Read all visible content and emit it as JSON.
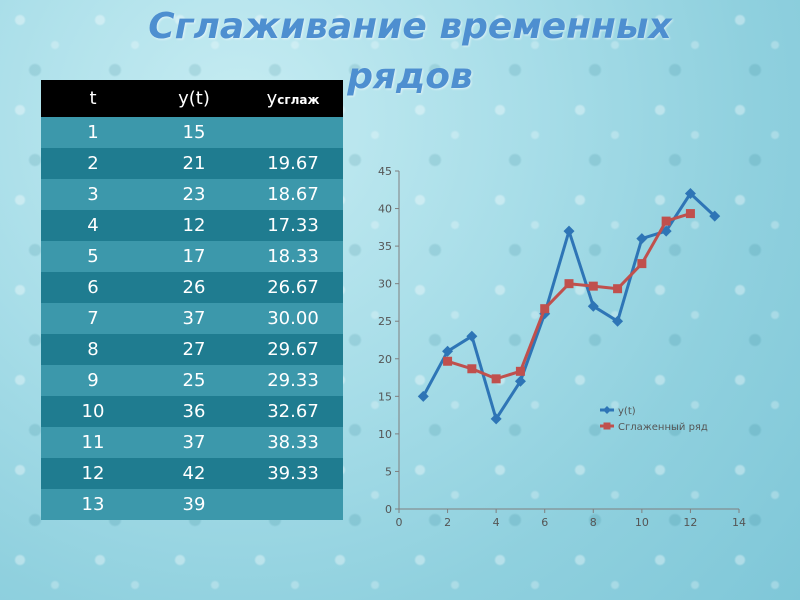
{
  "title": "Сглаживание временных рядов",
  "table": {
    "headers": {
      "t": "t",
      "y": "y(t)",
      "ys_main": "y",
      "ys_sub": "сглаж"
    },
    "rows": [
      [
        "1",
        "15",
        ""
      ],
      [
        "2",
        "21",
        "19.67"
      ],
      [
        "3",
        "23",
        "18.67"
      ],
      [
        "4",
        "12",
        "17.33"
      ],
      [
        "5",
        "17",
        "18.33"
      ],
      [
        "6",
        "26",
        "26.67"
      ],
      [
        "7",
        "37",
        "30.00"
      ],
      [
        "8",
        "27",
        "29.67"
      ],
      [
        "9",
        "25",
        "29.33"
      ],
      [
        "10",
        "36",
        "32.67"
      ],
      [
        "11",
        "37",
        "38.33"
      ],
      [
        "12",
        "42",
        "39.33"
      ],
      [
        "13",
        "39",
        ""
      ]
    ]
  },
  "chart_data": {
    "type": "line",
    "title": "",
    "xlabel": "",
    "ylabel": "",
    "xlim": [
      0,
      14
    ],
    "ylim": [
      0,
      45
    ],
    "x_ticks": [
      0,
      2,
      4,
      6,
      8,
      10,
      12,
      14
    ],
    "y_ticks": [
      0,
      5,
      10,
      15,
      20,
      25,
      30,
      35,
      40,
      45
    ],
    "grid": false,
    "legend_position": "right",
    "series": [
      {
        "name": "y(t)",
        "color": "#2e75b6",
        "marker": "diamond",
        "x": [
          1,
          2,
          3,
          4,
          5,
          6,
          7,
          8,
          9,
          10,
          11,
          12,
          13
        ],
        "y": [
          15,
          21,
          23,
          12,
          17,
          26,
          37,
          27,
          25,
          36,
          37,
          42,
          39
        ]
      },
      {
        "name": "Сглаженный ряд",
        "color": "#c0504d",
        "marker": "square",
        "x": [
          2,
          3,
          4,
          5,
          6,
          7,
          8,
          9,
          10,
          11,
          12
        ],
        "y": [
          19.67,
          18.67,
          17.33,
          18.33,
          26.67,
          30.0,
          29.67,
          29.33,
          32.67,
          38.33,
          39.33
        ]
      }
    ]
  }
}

--

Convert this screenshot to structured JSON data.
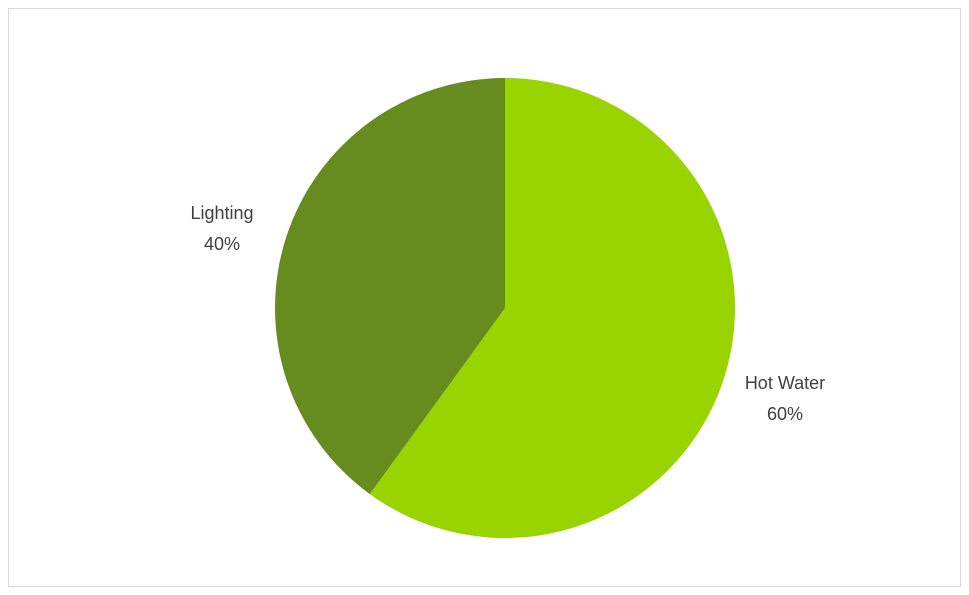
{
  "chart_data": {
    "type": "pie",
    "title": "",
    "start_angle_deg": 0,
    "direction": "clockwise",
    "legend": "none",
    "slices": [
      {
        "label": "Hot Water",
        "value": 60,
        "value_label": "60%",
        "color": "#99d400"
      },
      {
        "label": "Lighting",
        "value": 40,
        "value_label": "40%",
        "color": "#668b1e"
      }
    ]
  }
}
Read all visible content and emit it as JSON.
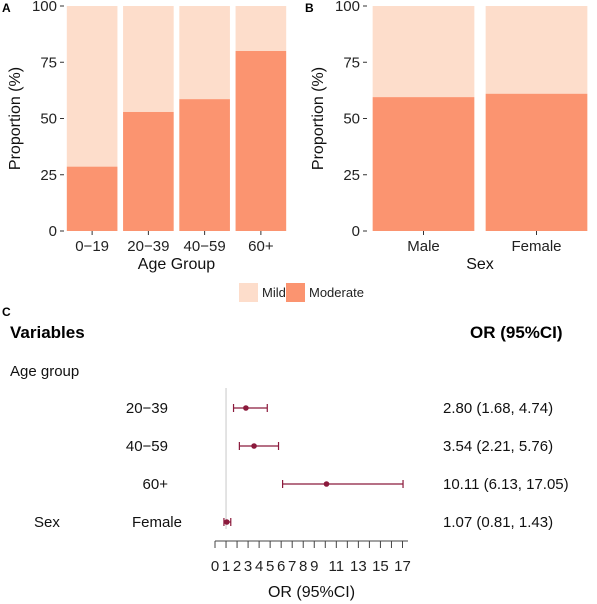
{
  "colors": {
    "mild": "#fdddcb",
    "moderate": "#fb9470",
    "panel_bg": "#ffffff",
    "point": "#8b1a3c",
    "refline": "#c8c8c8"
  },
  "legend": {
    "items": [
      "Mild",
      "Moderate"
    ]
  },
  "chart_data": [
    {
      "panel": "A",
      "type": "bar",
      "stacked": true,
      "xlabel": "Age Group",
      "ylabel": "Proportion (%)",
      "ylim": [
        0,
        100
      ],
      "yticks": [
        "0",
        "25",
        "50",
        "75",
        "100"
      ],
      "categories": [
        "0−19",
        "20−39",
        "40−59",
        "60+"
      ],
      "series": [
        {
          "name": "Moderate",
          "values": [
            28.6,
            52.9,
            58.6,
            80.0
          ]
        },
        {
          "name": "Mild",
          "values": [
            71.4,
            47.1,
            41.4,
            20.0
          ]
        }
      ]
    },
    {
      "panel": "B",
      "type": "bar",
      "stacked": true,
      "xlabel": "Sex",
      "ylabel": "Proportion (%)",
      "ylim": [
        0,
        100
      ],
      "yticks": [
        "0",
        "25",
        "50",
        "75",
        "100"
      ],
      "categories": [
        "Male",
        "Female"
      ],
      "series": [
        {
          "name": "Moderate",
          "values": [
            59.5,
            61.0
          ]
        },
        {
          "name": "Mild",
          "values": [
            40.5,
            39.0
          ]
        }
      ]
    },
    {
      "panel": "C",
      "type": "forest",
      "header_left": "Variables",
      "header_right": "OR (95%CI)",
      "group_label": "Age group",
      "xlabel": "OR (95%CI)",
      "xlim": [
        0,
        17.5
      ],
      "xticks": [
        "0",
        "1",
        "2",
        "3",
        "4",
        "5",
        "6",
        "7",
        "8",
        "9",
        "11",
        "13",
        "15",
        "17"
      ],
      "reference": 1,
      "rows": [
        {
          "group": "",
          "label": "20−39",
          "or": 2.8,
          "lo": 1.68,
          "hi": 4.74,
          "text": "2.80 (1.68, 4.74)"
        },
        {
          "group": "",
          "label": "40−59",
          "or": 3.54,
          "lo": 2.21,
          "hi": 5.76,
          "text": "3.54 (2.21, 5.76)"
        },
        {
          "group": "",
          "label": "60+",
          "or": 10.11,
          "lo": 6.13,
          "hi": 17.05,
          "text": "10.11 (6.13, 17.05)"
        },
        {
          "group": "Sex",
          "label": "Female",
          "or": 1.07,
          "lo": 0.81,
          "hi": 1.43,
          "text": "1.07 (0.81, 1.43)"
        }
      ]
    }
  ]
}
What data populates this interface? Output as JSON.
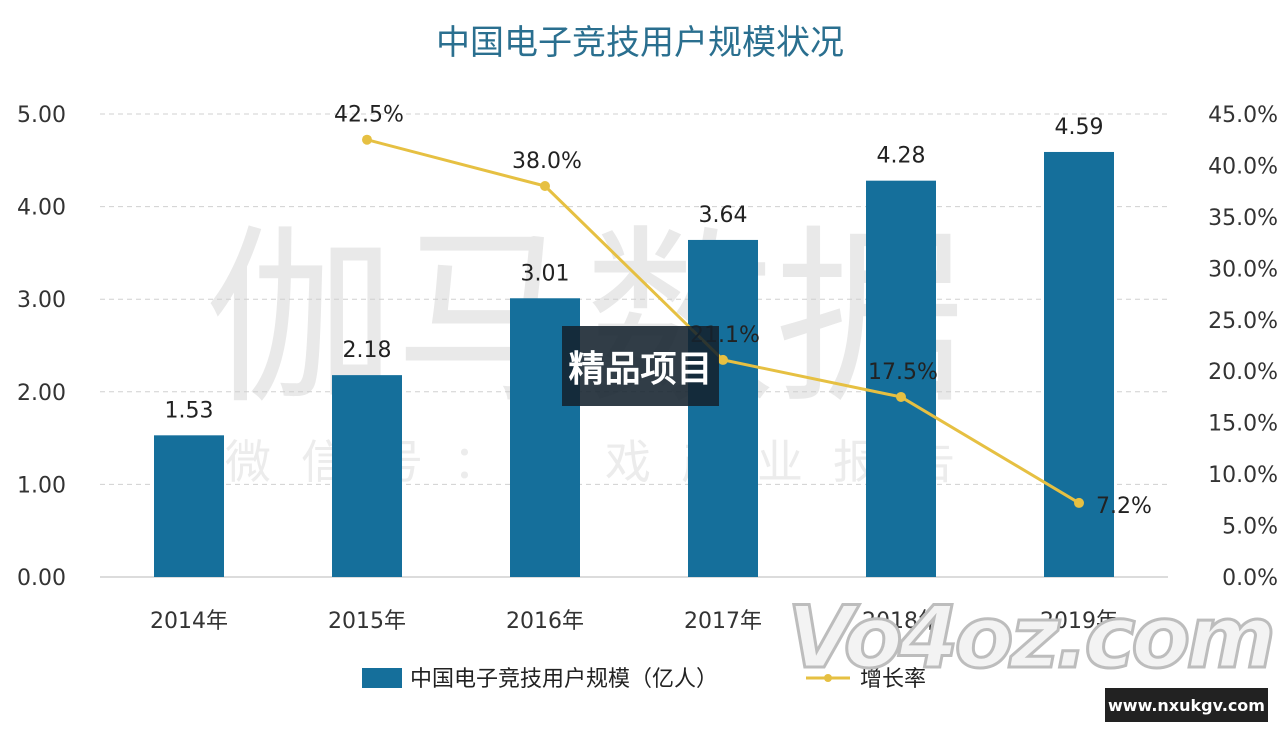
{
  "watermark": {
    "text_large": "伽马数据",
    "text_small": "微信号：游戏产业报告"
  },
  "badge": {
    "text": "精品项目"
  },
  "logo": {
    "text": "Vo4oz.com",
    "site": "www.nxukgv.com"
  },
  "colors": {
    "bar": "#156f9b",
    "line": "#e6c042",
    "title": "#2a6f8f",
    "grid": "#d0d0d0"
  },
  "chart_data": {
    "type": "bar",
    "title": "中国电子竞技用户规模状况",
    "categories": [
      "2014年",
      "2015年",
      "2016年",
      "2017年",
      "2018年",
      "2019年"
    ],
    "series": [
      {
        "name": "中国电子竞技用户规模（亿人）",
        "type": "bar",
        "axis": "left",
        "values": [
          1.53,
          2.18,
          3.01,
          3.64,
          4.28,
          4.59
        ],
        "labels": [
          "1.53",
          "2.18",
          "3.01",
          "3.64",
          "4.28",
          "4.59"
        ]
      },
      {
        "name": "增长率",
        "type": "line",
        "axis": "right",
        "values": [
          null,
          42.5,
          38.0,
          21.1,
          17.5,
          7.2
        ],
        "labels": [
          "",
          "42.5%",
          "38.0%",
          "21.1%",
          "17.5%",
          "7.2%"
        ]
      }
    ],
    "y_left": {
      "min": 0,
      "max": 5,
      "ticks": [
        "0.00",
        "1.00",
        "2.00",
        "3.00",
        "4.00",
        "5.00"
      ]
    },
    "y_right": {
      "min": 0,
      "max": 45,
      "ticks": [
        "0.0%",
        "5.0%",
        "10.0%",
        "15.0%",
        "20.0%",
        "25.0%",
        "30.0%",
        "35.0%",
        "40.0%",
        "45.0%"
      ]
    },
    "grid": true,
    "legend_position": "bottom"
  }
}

— Stated exercise —
Reply with only the number of lines in the material above where the string "title" appears.

— Solution for this problem —
5